Problem requirements: Every line of the material below should be repeated exactly.

Supplied data:
+ + + +

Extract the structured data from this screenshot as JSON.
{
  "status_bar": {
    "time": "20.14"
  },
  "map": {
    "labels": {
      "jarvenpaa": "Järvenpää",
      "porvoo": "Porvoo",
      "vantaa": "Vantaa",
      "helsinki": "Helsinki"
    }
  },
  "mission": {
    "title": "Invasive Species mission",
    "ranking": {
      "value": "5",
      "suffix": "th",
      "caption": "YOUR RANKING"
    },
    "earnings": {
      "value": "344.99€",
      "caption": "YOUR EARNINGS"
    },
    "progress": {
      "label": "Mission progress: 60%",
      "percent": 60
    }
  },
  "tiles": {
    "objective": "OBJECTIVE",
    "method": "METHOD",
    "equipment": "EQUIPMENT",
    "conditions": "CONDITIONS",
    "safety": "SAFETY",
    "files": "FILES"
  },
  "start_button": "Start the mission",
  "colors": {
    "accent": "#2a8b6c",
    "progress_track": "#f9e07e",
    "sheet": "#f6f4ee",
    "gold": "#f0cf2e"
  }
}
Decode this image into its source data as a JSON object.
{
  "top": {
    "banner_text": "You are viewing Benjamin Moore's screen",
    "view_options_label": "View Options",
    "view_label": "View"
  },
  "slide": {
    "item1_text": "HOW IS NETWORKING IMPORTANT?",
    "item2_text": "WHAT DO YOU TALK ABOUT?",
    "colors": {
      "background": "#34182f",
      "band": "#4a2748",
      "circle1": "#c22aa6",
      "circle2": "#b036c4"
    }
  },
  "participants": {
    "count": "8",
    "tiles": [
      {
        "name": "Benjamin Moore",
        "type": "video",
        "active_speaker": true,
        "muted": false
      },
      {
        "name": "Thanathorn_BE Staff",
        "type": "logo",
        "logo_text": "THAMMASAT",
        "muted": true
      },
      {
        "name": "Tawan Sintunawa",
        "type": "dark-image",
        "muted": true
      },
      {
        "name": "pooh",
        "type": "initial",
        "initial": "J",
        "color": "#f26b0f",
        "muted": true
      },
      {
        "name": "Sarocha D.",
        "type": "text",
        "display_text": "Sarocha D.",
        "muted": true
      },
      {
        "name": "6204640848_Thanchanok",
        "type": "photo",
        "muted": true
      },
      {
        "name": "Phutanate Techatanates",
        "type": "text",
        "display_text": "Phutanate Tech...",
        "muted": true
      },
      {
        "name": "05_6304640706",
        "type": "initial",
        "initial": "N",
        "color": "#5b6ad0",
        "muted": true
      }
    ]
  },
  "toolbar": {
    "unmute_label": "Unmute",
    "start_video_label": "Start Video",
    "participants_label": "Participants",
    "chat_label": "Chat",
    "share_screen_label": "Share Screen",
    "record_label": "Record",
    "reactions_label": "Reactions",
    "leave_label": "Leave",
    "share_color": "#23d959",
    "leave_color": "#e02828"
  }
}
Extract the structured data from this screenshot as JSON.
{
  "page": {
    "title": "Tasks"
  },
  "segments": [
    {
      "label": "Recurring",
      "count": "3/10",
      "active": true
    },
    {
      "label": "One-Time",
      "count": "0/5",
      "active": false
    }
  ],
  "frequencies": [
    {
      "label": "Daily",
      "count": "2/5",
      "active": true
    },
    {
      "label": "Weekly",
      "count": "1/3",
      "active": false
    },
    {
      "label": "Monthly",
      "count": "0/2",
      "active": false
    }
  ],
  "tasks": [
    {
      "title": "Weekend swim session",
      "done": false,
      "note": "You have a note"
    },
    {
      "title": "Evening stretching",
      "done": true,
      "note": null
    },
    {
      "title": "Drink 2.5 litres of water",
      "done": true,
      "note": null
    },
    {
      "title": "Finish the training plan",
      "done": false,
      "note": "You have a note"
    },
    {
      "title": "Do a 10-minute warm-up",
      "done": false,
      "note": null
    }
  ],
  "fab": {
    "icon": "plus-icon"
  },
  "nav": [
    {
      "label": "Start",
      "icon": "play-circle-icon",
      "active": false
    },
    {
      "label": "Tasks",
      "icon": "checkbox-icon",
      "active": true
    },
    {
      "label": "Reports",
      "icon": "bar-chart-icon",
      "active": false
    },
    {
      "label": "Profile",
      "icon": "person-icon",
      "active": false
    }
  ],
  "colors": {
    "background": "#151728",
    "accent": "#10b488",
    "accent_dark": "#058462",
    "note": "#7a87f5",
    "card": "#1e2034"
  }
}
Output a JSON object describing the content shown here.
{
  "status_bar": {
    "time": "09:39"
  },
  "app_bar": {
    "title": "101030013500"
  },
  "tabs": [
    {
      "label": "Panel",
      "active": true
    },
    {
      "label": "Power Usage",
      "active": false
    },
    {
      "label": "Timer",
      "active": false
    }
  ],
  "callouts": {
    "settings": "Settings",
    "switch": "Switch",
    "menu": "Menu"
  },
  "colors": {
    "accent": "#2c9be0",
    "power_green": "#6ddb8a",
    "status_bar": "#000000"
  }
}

+ + + +

Result below:
Extract the structured data from this screenshot as JSON.
{
  "status_bar": {
    "time": "20.14"
  },
  "map": {
    "labels": {
      "jarvenpaa": "Järvenpää",
      "porvoo": "Porvoo",
      "vantaa": "Vantaa",
      "helsinki": "Helsinki"
    }
  },
  "mission": {
    "title": "Invasive Species mission",
    "ranking": {
      "value": "5",
      "suffix": "th",
      "caption": "YOUR RANKING"
    },
    "earnings": {
      "value": "344.99€",
      "caption": "YOUR EARNINGS"
    },
    "progress": {
      "label": "Mission progress: 60%",
      "percent": 60
    }
  },
  "tiles": {
    "objective": "OBJECTIVE",
    "method": "METHOD",
    "equipment": "EQUIPMENT",
    "conditions": "CONDITIONS",
    "safety": "SAFETY",
    "files": "FILES"
  },
  "start_button": "Start the mission",
  "colors": {
    "accent": "#2a8b6c",
    "progress_track": "#f9e07e",
    "sheet": "#f6f4ee",
    "gold": "#f0cf2e"
  }
}
Decode this image into its source data as a JSON object.
{
  "top": {
    "banner_text": "You are viewing Benjamin Moore's screen",
    "view_options_label": "View Options",
    "view_label": "View"
  },
  "slide": {
    "item1_text": "HOW IS NETWORKING IMPORTANT?",
    "item2_text": "WHAT DO YOU TALK ABOUT?",
    "colors": {
      "background": "#34182f",
      "band": "#4a2748",
      "circle1": "#c22aa6",
      "circle2": "#b036c4"
    }
  },
  "participants": {
    "count": "8",
    "tiles": [
      {
        "name": "Benjamin Moore",
        "type": "video",
        "active_speaker": true,
        "muted": false
      },
      {
        "name": "Thanathorn_BE Staff",
        "type": "logo",
        "logo_text": "THAMMASAT",
        "muted": true
      },
      {
        "name": "Tawan Sintunawa",
        "type": "dark-image",
        "muted": true
      },
      {
        "name": "pooh",
        "type": "initial",
        "initial": "J",
        "color": "#f26b0f",
        "muted": true
      },
      {
        "name": "Sarocha D.",
        "type": "text",
        "display_text": "Sarocha D.",
        "muted": true
      },
      {
        "name": "6204640848_Thanchanok",
        "type": "photo",
        "muted": true
      },
      {
        "name": "Phutanate Techatanates",
        "type": "text",
        "display_text": "Phutanate Tech...",
        "muted": true
      },
      {
        "name": "05_6304640706",
        "type": "initial",
        "initial": "N",
        "color": "#5b6ad0",
        "muted": true
      }
    ]
  },
  "toolbar": {
    "unmute_label": "Unmute",
    "start_video_label": "Start Video",
    "participants_label": "Participants",
    "chat_label": "Chat",
    "share_screen_label": "Share Screen",
    "record_label": "Record",
    "reactions_label": "Reactions",
    "leave_label": "Leave",
    "share_color": "#23d959",
    "leave_color": "#e02828"
  }
}
Extract the structured data from this screenshot as JSON.
{
  "page": {
    "title": "Tasks"
  },
  "segments": [
    {
      "label": "Recurring",
      "count": "3/10",
      "active": true
    },
    {
      "label": "One-Time",
      "count": "0/5",
      "active": false
    }
  ],
  "frequencies": [
    {
      "label": "Daily",
      "count": "2/5",
      "active": true
    },
    {
      "label": "Weekly",
      "count": "1/3",
      "active": false
    },
    {
      "label": "Monthly",
      "count": "0/2",
      "active": false
    }
  ],
  "tasks": [
    {
      "title": "Weekend swim session",
      "done": false,
      "note": "You have a note"
    },
    {
      "title": "Evening stretching",
      "done": true,
      "note": null
    },
    {
      "title": "Drink 2.5 litres of water",
      "done": true,
      "note": null
    },
    {
      "title": "Finish the training plan",
      "done": false,
      "note": "You have a note"
    },
    {
      "title": "Do a 10-minute warm-up",
      "done": false,
      "note": null
    }
  ],
  "fab": {
    "icon": "plus-icon"
  },
  "nav": [
    {
      "label": "Start",
      "icon": "play-circle-icon",
      "active": false
    },
    {
      "label": "Tasks",
      "icon": "checkbox-icon",
      "active": true
    },
    {
      "label": "Reports",
      "icon": "bar-chart-icon",
      "active": false
    },
    {
      "label": "Profile",
      "icon": "person-icon",
      "active": false
    }
  ],
  "colors": {
    "background": "#151728",
    "accent": "#10b488",
    "accent_dark": "#058462",
    "note": "#7a87f5",
    "card": "#1e2034"
  }
}
Output a JSON object describing the content shown here.
{
  "status_bar": {
    "time": "09:39"
  },
  "app_bar": {
    "title": "101030013500"
  },
  "tabs": [
    {
      "label": "Panel",
      "active": true
    },
    {
      "label": "Power Usage",
      "active": false
    },
    {
      "label": "Timer",
      "active": false
    }
  ],
  "callouts": {
    "settings": "Settings",
    "switch": "Switch",
    "menu": "Menu"
  },
  "colors": {
    "accent": "#2c9be0",
    "power_green": "#6ddb8a",
    "status_bar": "#000000"
  }
}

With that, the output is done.